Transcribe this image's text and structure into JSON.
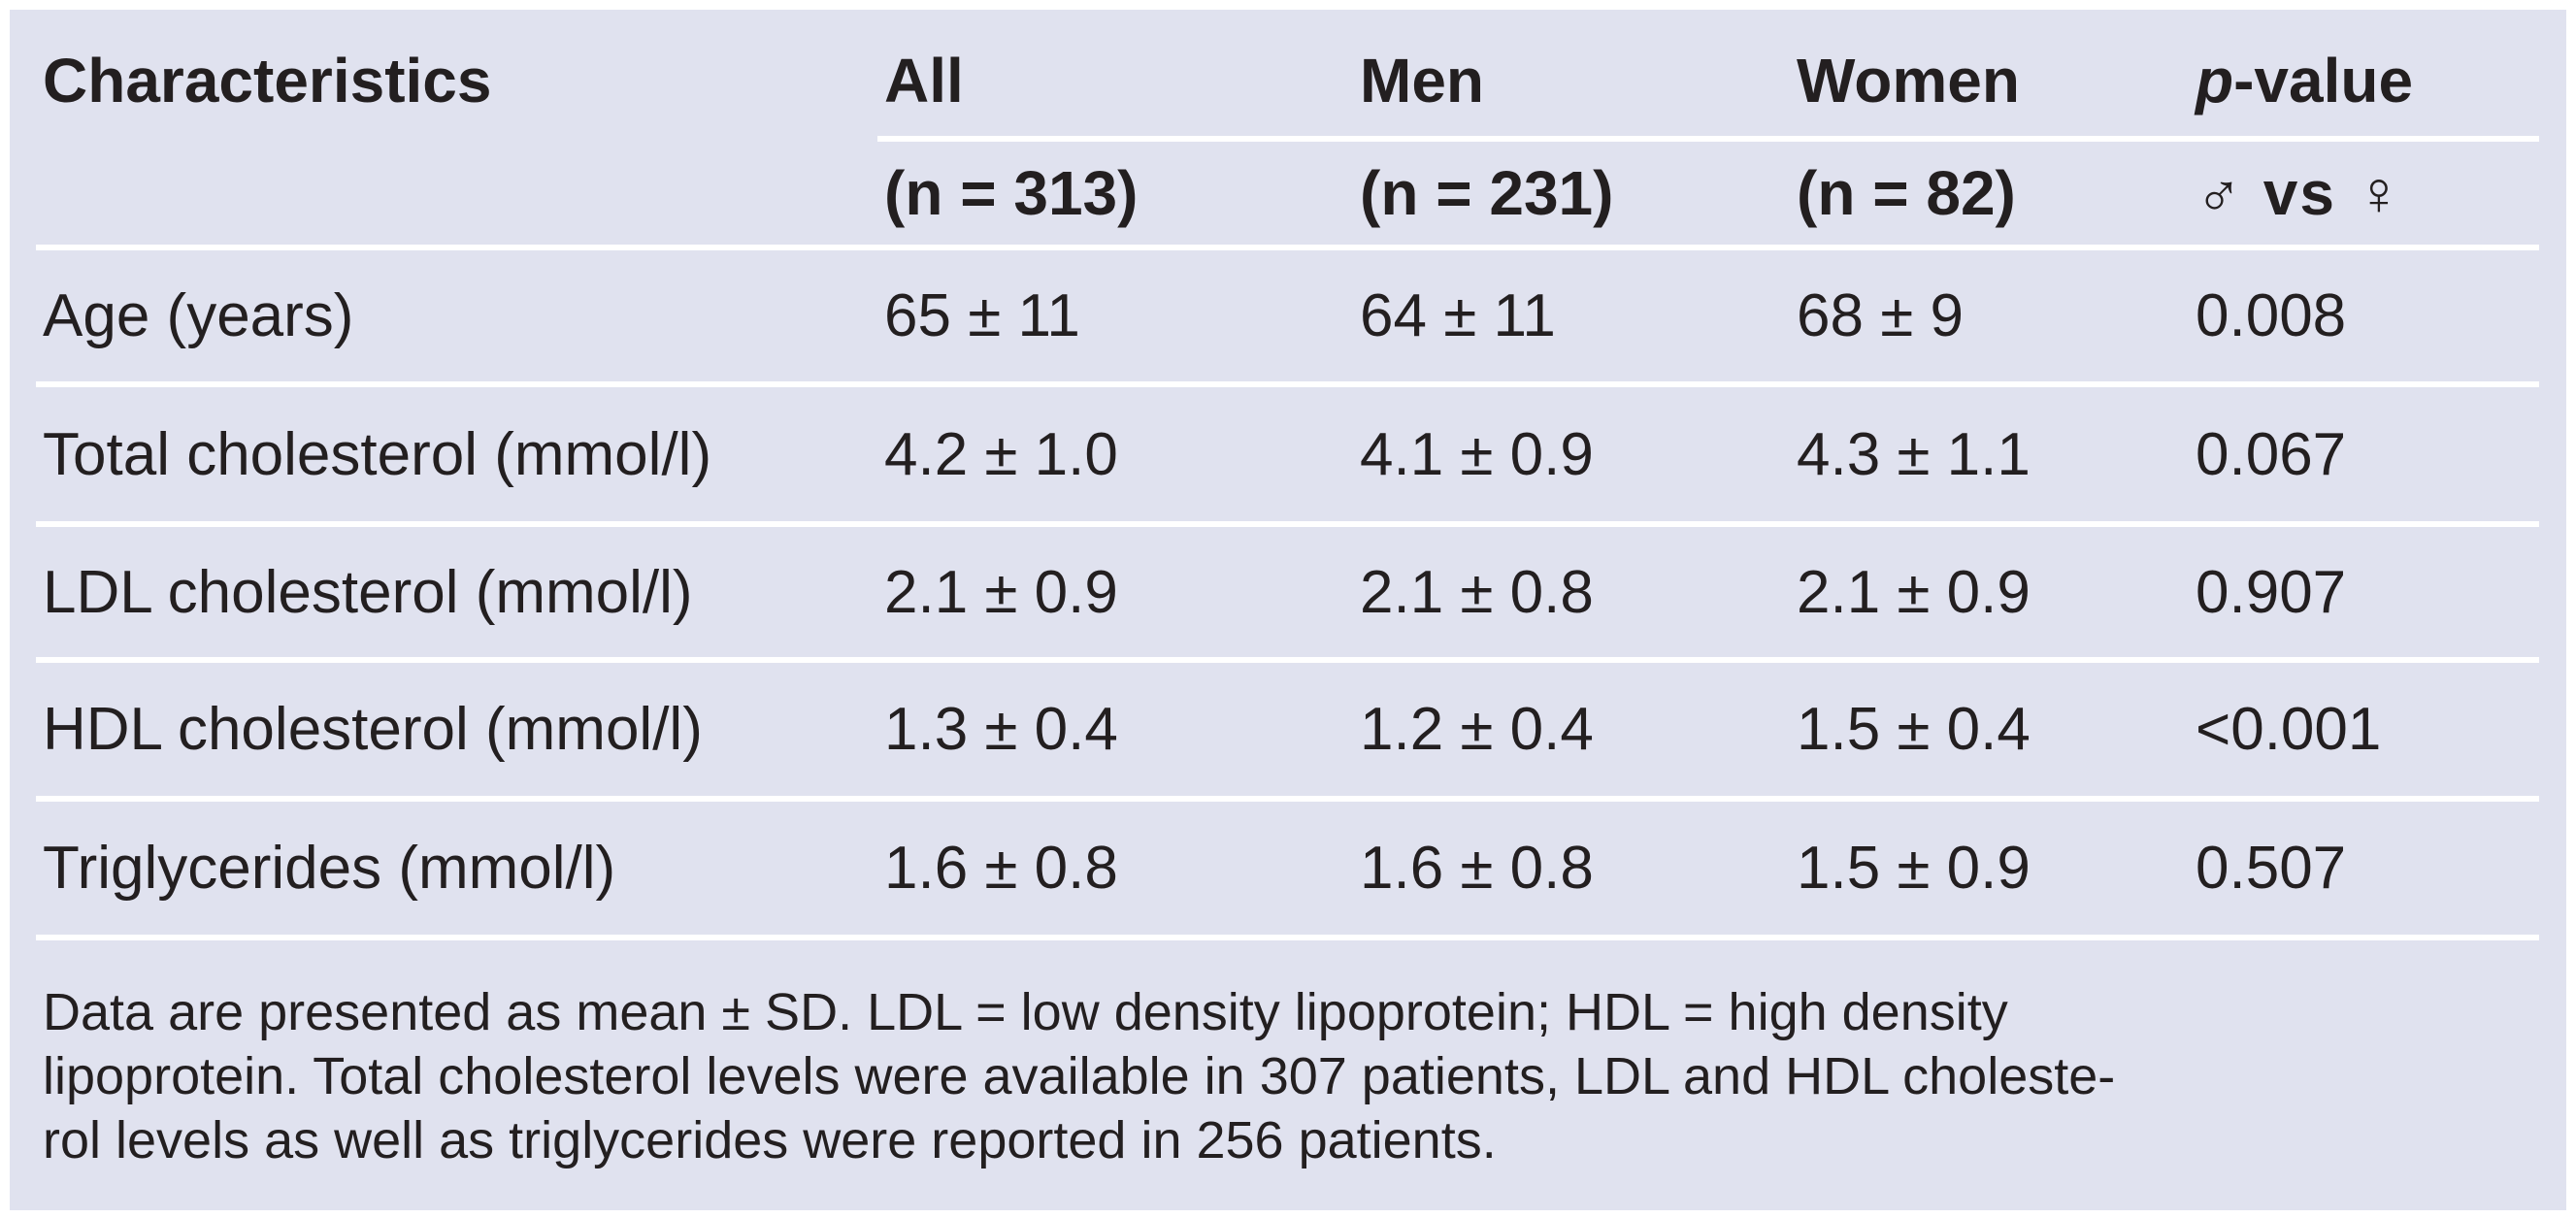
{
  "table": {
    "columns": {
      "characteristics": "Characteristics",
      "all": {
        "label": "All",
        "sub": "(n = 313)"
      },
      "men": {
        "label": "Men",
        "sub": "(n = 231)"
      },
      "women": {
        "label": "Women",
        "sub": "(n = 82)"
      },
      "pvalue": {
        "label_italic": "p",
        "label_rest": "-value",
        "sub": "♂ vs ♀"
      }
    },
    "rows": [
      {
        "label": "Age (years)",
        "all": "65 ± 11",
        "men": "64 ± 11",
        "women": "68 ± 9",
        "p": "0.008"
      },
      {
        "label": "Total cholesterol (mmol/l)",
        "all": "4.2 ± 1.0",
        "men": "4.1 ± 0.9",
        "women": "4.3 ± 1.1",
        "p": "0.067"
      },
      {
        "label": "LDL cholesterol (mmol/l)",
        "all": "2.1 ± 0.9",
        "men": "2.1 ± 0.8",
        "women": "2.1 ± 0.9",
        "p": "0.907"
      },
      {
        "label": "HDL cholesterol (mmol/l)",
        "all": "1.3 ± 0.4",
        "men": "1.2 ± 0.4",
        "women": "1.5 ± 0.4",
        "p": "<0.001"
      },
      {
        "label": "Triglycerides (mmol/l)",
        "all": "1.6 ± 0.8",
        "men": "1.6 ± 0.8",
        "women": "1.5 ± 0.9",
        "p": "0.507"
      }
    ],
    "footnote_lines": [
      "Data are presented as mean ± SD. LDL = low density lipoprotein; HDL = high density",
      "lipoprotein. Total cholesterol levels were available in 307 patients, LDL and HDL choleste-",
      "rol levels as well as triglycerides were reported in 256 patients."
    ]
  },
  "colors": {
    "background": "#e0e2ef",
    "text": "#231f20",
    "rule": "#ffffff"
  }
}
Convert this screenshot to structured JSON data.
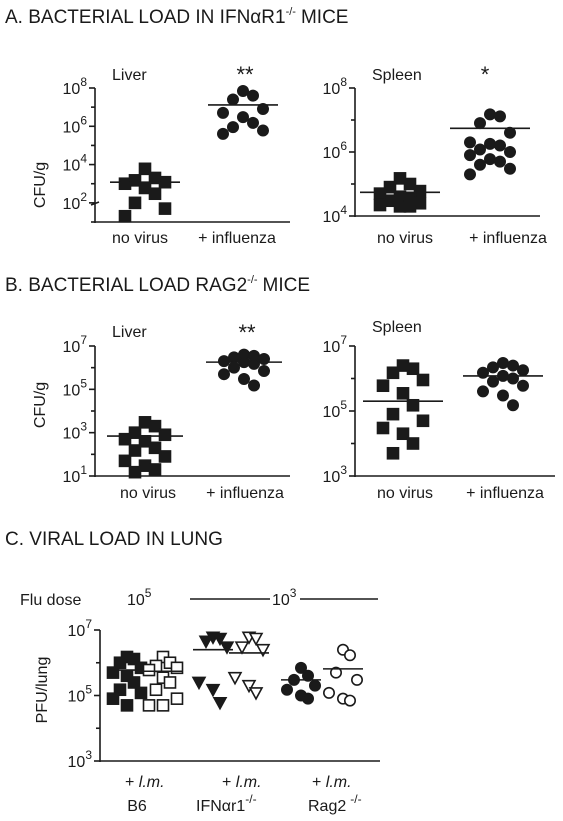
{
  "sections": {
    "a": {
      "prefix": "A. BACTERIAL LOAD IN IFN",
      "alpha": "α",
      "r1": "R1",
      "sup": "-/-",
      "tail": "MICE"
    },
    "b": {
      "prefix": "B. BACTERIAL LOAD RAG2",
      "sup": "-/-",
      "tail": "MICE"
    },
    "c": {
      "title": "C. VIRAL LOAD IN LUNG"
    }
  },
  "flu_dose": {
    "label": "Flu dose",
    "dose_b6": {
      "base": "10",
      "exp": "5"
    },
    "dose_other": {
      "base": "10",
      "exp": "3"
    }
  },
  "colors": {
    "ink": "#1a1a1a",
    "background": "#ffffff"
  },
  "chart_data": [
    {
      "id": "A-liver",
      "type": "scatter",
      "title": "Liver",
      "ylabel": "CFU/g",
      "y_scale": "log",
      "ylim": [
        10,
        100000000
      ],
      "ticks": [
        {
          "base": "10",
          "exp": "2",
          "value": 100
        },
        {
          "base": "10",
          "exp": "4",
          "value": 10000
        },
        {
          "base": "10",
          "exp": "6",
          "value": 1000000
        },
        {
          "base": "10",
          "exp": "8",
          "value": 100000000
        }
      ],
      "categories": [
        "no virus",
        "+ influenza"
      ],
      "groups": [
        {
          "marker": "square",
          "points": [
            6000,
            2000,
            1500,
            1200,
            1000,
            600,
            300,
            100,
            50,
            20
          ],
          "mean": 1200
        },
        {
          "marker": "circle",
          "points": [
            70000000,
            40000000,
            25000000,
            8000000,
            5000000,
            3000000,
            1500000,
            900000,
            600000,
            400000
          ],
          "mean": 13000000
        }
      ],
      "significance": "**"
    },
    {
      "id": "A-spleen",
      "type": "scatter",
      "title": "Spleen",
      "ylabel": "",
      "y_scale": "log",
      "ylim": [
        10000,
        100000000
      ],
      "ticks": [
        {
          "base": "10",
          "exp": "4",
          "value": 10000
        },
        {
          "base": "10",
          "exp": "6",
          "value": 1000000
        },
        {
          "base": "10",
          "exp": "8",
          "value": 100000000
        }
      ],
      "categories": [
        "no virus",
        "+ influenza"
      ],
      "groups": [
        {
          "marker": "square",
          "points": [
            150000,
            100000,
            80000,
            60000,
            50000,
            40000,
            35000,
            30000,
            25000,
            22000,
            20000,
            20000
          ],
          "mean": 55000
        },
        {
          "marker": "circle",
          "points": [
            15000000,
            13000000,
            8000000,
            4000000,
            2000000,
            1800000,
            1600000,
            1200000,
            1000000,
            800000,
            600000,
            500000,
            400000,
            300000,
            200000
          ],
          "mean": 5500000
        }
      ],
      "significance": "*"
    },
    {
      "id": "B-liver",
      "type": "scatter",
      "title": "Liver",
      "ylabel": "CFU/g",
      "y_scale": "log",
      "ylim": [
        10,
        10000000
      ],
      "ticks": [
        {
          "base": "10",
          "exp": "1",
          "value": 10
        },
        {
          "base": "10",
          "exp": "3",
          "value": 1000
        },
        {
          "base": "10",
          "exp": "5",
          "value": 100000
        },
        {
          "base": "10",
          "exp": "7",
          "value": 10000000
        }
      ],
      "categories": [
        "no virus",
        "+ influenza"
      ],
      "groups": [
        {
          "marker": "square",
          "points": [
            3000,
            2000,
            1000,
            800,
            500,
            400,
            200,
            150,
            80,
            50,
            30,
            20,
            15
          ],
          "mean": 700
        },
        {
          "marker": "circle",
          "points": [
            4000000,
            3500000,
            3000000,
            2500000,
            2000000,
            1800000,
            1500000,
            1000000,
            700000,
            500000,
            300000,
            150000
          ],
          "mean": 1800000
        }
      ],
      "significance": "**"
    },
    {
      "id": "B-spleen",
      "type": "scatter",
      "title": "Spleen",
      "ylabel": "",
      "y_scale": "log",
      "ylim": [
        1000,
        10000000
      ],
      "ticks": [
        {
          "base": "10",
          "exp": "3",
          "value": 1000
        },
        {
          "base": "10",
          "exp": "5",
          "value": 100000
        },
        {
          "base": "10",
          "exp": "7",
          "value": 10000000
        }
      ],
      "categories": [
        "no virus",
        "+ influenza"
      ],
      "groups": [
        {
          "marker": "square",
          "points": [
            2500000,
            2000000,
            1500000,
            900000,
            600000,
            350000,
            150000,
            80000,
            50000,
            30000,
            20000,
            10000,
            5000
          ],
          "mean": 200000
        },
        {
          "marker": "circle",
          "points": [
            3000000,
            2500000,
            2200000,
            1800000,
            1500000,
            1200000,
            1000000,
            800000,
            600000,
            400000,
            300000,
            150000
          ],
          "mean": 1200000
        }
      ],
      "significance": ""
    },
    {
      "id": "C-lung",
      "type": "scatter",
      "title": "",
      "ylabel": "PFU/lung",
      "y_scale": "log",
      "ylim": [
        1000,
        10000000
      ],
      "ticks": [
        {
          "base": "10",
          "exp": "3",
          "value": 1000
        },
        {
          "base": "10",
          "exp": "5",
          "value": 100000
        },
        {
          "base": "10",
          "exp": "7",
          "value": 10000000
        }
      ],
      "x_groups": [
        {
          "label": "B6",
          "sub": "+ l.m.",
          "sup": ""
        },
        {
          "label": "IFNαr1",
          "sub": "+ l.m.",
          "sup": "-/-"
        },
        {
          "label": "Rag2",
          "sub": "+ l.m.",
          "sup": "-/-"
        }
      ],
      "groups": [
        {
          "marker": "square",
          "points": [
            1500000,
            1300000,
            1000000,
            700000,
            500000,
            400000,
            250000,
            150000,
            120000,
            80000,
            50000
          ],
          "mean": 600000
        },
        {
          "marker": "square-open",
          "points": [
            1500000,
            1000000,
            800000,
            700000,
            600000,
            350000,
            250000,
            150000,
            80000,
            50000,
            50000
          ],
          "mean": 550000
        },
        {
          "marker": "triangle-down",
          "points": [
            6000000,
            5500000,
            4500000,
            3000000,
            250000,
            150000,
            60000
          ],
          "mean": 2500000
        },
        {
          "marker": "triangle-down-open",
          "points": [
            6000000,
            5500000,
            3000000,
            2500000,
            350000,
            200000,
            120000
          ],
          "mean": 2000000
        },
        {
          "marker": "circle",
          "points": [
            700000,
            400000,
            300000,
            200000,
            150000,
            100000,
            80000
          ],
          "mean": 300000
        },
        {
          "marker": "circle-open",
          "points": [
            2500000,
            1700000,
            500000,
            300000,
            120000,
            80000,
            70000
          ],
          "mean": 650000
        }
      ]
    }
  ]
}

## How to complete this task:
With "BACTERIAL" as the search string, filter the records and return each line that has it.

## Solution below:
      "prefix": "A. BACTERIAL LOAD IN IFN",
      "prefix": "B. BACTERIAL LOAD RAG2",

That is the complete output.